Instructions to follow —
Pull every line holding the string "text" from the records below.

Dataset excerpts —
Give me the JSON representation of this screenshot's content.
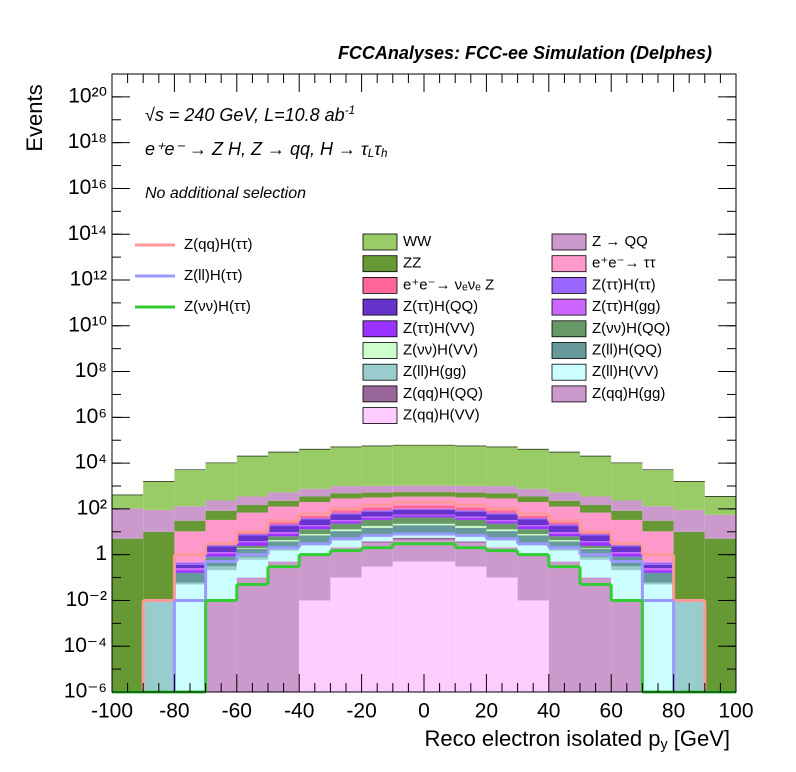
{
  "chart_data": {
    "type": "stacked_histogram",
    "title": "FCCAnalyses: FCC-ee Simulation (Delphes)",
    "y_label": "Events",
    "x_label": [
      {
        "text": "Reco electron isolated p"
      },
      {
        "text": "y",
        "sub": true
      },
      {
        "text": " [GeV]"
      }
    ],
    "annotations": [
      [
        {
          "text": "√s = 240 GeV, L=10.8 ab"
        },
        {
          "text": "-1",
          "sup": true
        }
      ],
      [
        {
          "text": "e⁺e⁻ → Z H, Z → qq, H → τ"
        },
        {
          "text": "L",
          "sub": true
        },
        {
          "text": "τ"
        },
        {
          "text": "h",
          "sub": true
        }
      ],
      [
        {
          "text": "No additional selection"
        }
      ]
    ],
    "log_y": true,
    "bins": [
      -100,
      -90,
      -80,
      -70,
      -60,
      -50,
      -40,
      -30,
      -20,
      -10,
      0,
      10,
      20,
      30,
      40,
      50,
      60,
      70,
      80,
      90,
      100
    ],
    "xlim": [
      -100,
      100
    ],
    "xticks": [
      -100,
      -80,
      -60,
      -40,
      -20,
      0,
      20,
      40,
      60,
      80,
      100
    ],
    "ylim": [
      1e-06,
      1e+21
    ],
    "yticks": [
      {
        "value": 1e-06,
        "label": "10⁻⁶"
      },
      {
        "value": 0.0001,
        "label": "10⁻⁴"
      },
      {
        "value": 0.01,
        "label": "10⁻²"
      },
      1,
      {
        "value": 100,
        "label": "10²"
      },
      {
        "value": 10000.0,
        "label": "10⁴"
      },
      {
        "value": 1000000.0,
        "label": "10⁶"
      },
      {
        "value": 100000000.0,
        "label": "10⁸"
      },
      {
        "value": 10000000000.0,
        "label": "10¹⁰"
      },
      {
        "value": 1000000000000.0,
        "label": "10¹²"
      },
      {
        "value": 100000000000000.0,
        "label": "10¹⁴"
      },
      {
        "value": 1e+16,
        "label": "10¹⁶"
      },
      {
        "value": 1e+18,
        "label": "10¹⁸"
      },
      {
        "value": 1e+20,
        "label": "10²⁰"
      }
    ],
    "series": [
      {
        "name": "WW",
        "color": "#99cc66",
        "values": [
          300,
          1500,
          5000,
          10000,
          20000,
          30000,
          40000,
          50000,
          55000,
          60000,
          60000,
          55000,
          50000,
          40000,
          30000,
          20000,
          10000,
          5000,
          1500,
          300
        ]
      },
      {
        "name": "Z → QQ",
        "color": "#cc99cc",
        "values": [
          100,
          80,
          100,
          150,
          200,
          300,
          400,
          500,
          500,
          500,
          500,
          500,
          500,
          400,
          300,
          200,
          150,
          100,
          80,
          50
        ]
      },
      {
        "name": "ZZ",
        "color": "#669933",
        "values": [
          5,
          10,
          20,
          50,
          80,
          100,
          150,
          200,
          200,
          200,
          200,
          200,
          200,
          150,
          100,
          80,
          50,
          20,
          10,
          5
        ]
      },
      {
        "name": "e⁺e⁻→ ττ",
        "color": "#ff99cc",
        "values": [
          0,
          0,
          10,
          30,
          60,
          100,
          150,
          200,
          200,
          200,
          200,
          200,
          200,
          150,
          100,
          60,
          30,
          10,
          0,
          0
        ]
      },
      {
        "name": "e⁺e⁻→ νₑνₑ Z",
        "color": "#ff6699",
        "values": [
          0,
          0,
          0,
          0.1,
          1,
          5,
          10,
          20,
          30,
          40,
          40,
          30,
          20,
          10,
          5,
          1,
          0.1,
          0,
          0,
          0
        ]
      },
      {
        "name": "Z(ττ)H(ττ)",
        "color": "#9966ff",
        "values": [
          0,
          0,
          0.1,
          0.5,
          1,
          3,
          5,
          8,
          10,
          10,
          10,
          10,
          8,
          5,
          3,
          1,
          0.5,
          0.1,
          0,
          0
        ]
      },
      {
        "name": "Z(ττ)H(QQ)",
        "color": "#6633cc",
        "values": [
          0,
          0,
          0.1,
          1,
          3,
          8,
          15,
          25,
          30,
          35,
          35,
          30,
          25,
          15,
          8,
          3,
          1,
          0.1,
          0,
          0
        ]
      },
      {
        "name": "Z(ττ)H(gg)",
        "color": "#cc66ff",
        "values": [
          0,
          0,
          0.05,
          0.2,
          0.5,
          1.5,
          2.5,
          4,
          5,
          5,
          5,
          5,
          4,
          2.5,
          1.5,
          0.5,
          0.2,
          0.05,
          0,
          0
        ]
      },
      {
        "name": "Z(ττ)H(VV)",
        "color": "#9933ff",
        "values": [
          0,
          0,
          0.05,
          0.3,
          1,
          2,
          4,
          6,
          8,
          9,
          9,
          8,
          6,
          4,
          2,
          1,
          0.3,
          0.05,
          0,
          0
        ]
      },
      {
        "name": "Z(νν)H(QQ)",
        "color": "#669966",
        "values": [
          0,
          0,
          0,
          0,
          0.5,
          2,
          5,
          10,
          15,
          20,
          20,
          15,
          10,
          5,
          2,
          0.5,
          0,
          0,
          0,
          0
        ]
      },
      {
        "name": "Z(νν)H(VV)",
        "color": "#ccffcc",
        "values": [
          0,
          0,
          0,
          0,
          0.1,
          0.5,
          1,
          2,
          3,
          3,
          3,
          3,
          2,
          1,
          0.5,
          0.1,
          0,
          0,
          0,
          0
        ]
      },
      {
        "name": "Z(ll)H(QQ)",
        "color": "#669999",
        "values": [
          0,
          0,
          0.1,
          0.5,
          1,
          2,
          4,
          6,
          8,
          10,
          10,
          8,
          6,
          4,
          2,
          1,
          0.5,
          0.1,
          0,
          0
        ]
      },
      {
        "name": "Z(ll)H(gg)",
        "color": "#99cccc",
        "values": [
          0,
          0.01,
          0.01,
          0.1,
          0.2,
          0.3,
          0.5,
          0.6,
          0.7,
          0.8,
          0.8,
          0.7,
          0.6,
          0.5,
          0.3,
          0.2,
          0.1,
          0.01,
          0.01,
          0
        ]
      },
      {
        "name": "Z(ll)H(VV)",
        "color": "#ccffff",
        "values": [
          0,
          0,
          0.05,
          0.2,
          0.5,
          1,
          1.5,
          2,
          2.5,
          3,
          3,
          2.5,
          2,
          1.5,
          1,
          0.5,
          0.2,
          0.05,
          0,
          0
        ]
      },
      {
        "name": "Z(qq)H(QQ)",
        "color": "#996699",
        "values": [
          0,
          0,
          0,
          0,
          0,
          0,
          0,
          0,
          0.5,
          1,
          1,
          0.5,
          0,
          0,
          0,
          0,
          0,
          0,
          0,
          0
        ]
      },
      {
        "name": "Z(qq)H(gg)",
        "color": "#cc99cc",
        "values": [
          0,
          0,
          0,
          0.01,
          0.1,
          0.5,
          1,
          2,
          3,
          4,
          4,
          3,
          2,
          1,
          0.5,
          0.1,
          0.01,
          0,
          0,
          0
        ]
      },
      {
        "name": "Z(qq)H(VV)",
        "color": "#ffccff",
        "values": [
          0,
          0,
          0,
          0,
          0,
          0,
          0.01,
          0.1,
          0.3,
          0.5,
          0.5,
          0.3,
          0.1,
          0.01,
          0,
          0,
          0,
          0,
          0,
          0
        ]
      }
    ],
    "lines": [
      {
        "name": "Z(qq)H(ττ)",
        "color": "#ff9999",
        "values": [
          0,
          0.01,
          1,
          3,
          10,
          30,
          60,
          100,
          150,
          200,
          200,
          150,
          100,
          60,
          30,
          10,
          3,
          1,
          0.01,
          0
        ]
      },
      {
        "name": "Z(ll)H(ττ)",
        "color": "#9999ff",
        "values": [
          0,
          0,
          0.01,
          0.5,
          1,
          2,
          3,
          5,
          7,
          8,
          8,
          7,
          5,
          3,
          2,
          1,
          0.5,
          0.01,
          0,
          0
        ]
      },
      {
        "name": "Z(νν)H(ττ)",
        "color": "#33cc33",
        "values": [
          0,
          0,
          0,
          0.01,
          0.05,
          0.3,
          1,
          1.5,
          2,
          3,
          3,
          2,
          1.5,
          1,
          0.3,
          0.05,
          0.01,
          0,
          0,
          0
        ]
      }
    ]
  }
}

==

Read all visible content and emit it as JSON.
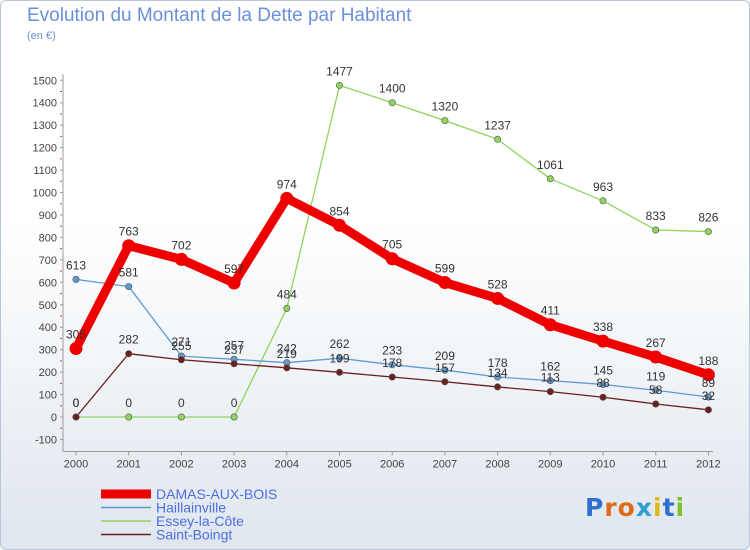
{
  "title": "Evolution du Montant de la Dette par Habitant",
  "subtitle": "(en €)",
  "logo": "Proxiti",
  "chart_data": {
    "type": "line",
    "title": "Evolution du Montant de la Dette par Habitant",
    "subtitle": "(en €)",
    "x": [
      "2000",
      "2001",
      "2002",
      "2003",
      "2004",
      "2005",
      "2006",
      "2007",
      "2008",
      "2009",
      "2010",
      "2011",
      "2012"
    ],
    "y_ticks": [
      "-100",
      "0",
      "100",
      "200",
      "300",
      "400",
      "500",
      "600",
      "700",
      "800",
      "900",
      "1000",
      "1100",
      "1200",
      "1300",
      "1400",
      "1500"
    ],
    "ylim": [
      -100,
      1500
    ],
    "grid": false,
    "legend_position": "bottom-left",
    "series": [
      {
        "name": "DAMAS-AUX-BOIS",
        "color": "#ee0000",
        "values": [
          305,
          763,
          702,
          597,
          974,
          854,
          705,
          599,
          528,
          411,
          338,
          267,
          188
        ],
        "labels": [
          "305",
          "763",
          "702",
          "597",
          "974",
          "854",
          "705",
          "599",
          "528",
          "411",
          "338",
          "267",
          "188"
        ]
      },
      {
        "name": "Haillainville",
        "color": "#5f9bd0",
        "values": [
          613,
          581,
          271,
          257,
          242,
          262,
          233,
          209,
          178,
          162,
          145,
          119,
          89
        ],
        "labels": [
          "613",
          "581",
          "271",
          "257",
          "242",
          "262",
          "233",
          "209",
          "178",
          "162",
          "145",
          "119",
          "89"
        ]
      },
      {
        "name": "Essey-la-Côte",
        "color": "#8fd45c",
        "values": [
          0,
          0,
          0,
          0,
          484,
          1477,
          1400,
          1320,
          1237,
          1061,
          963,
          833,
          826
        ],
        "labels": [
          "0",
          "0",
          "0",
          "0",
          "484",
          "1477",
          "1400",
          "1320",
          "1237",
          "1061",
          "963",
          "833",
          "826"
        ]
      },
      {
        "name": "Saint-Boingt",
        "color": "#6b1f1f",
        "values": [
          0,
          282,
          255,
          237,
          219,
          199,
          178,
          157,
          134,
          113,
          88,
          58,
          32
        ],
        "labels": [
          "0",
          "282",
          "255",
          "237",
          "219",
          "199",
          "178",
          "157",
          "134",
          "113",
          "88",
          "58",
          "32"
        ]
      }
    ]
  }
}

Completed exercise —
        "text": "Reco electron isolated p"
        "text": "y",
        "text": " [GeV]"
          "text": "√s = 240 GeV, L=10.8 ab"
          "text": "-1",
          "text": "e⁺e⁻ → Z H, Z → qq, H → τ"
          "text": "L",
          "text": "τ"
          "text": "h",
          "text": "No additional selection"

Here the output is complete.